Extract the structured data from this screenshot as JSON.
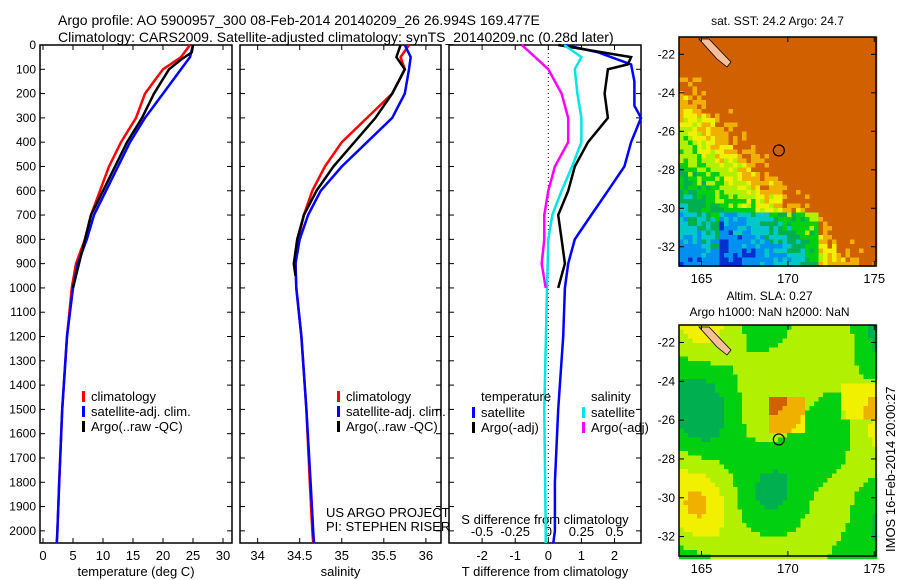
{
  "title_line1": "Argo profile: AO 5900957_300 08-Feb-2014 20140209_26 26.994S 169.477E",
  "title_line2": "Climatology: CARS2009. Satellite-adjusted climatology: synTS_20140209.nc (0.28d later)",
  "credit_line1": "US ARGO PROJECT",
  "credit_line2": "PI: STEPHEN RISER",
  "timestamp": "IMOS 16-Feb-2014 20:00:27",
  "colors": {
    "climatology": "#ff0000",
    "satellite": "#0000ff",
    "argo": "#000000",
    "s_satellite": "#00e5e5",
    "s_argo": "#ff00ff"
  },
  "chart_data": [
    {
      "type": "line",
      "id": "temperature",
      "xlabel": "temperature (deg C)",
      "ylabel": "",
      "xlim": [
        -0.5,
        31.5
      ],
      "ylim": [
        0,
        2050
      ],
      "y_inverted": true,
      "xticks": [
        0,
        5,
        10,
        15,
        20,
        25,
        30
      ],
      "yticks": [
        0,
        100,
        200,
        300,
        400,
        500,
        600,
        700,
        800,
        900,
        1000,
        1100,
        1200,
        1300,
        1400,
        1500,
        1600,
        1700,
        1800,
        1900,
        2000
      ],
      "legend": [
        "climatology",
        "satellite-adj. clim.",
        "Argo(..raw -QC)"
      ],
      "series": [
        {
          "name": "climatology",
          "color": "#ff0000",
          "depth": [
            0,
            50,
            100,
            150,
            200,
            300,
            400,
            500,
            600,
            700,
            800,
            900,
            1000,
            1200,
            1500,
            1800,
            2000,
            2050
          ],
          "values": [
            24.5,
            23,
            20,
            18.5,
            17,
            15.5,
            13,
            11,
            9.5,
            8,
            7,
            5.5,
            4.8,
            4,
            3.2,
            2.7,
            2.4,
            2.3
          ]
        },
        {
          "name": "satellite-adj. clim.",
          "color": "#0000ff",
          "depth": [
            0,
            50,
            100,
            200,
            300,
            400,
            500,
            600,
            700,
            800,
            900,
            1000,
            1200,
            1500,
            1800,
            2000,
            2050
          ],
          "values": [
            25,
            24.5,
            23,
            20,
            17,
            14.5,
            12.5,
            10.5,
            8.5,
            7.3,
            5.8,
            5,
            4,
            3.2,
            2.7,
            2.4,
            2.3
          ]
        },
        {
          "name": "Argo(..raw -QC)",
          "color": "#000000",
          "depth": [
            0,
            30,
            60,
            100,
            200,
            300,
            400,
            500,
            600,
            700,
            800,
            900,
            1000
          ],
          "values": [
            25,
            24.8,
            23,
            21,
            18.5,
            16.5,
            14,
            12,
            10,
            8,
            7,
            6,
            5
          ]
        }
      ]
    },
    {
      "type": "line",
      "id": "salinity",
      "xlabel": "salinity",
      "xlim": [
        33.79,
        36.18
      ],
      "ylim": [
        0,
        2050
      ],
      "y_inverted": true,
      "xticks": [
        34,
        34.5,
        35,
        35.5,
        36
      ],
      "legend": [
        "climatology",
        "satellite-adj. clim.",
        "Argo(..raw -QC)"
      ],
      "series": [
        {
          "name": "climatology",
          "color": "#ff0000",
          "depth": [
            0,
            50,
            100,
            200,
            300,
            400,
            500,
            600,
            700,
            800,
            900,
            1000,
            1200,
            1500,
            1800,
            2000,
            2050
          ],
          "values": [
            35.8,
            35.7,
            35.75,
            35.6,
            35.3,
            35.0,
            34.8,
            34.65,
            34.55,
            34.48,
            34.45,
            34.46,
            34.52,
            34.58,
            34.62,
            34.65,
            34.66
          ]
        },
        {
          "name": "satellite-adj. clim.",
          "color": "#0000ff",
          "depth": [
            0,
            50,
            100,
            200,
            300,
            400,
            500,
            600,
            700,
            800,
            900,
            1000,
            1200,
            1500,
            1800,
            2000,
            2050
          ],
          "values": [
            35.75,
            35.82,
            35.8,
            35.75,
            35.6,
            35.3,
            35.0,
            34.75,
            34.6,
            34.5,
            34.45,
            34.46,
            34.52,
            34.58,
            34.63,
            34.66,
            34.67
          ]
        },
        {
          "name": "Argo(..raw -QC)",
          "color": "#000000",
          "depth": [
            0,
            50,
            100,
            200,
            300,
            400,
            500,
            600,
            700,
            800,
            900,
            950
          ],
          "values": [
            35.7,
            35.65,
            35.75,
            35.6,
            35.4,
            35.15,
            34.9,
            34.7,
            34.55,
            34.47,
            34.43,
            34.45
          ]
        }
      ]
    },
    {
      "type": "line",
      "id": "difference",
      "xlabel": "T difference from climatology",
      "x2label": "S difference from climatology",
      "xlim": [
        -3.0,
        2.8
      ],
      "ylim": [
        0,
        2050
      ],
      "y_inverted": true,
      "xticks": [
        -2,
        -1,
        0,
        1,
        2
      ],
      "x2ticks": [
        -0.5,
        -0.25,
        0,
        0.25,
        0.5
      ],
      "x2_tick_labels": [
        "-0.5",
        "-0.25",
        "0",
        "0.25",
        "0.5"
      ],
      "s_to_t_scale": 4,
      "legend_temperature": {
        "title": "temperature",
        "items": [
          "satellite",
          "Argo(-adj)"
        ]
      },
      "legend_salinity": {
        "title": "salinity",
        "items": [
          "satellite",
          "Argo(-adj)"
        ]
      },
      "series": [
        {
          "name": "temperature satellite",
          "color": "#0000ff",
          "units": "T",
          "depth": [
            0,
            30,
            80,
            150,
            250,
            300,
            400,
            500,
            600,
            700,
            800,
            900,
            1000,
            1200,
            1500,
            1800,
            2000,
            2050
          ],
          "values": [
            0.5,
            1.5,
            2.5,
            2.6,
            2.6,
            2.8,
            2.5,
            2.3,
            1.8,
            1.3,
            0.8,
            0.6,
            0.5,
            0.45,
            0.3,
            0.2,
            0.2,
            0.15
          ]
        },
        {
          "name": "temperature Argo(-adj)",
          "color": "#000000",
          "units": "T",
          "depth": [
            0,
            50,
            80,
            100,
            200,
            300,
            400,
            500,
            600,
            700,
            800,
            900,
            1000
          ],
          "values": [
            0.3,
            2.5,
            2.4,
            1.8,
            1.7,
            1.8,
            1.2,
            0.8,
            0.6,
            0.3,
            0.4,
            0.5,
            0.3
          ]
        },
        {
          "name": "salinity satellite",
          "color": "#00e5e5",
          "units": "S",
          "depth": [
            0,
            50,
            100,
            200,
            300,
            400,
            500,
            600,
            700,
            800,
            1000,
            1500,
            2000,
            2050
          ],
          "values": [
            0.12,
            0.25,
            0.2,
            0.22,
            0.25,
            0.25,
            0.18,
            0.1,
            0.03,
            0,
            -0.01,
            -0.03,
            -0.02,
            -0.02
          ]
        },
        {
          "name": "salinity Argo(-adj)",
          "color": "#ff00ff",
          "units": "S",
          "depth": [
            0,
            50,
            100,
            200,
            300,
            400,
            500,
            600,
            700,
            800,
            900,
            1000
          ],
          "values": [
            -0.2,
            -0.1,
            0.0,
            0.1,
            0.15,
            0.15,
            0.05,
            0,
            -0.03,
            -0.03,
            -0.05,
            -0.02
          ]
        }
      ]
    },
    {
      "type": "heatmap",
      "id": "sst_map",
      "title": "sat. SST: 24.2 Argo: 24.7",
      "xlim": [
        163.7,
        175.1
      ],
      "ylim": [
        -33,
        -21.1
      ],
      "xticks": [
        165,
        170,
        175
      ],
      "yticks": [
        -22,
        -24,
        -26,
        -28,
        -30,
        -32
      ],
      "marker": {
        "lon": 169.477,
        "lat": -26.994
      }
    },
    {
      "type": "heatmap",
      "id": "sla_map",
      "title": "Altim. SLA: 0.27",
      "subtitle": "Argo h1000: NaN h2000: NaN",
      "xlim": [
        163.7,
        175.1
      ],
      "ylim": [
        -33,
        -21.1
      ],
      "xticks": [
        165,
        170,
        175
      ],
      "yticks": [
        -22,
        -24,
        -26,
        -28,
        -30,
        -32
      ],
      "marker": {
        "lon": 169.477,
        "lat": -26.994
      }
    }
  ]
}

:::::

Set problem> Check each line of the records above for "from", and copy those that have it.

Solved exercise>
Extract the structured data from this screenshot as JSON.
      "xlabel": "T difference from climatology",
      "x2label": "S difference from climatology",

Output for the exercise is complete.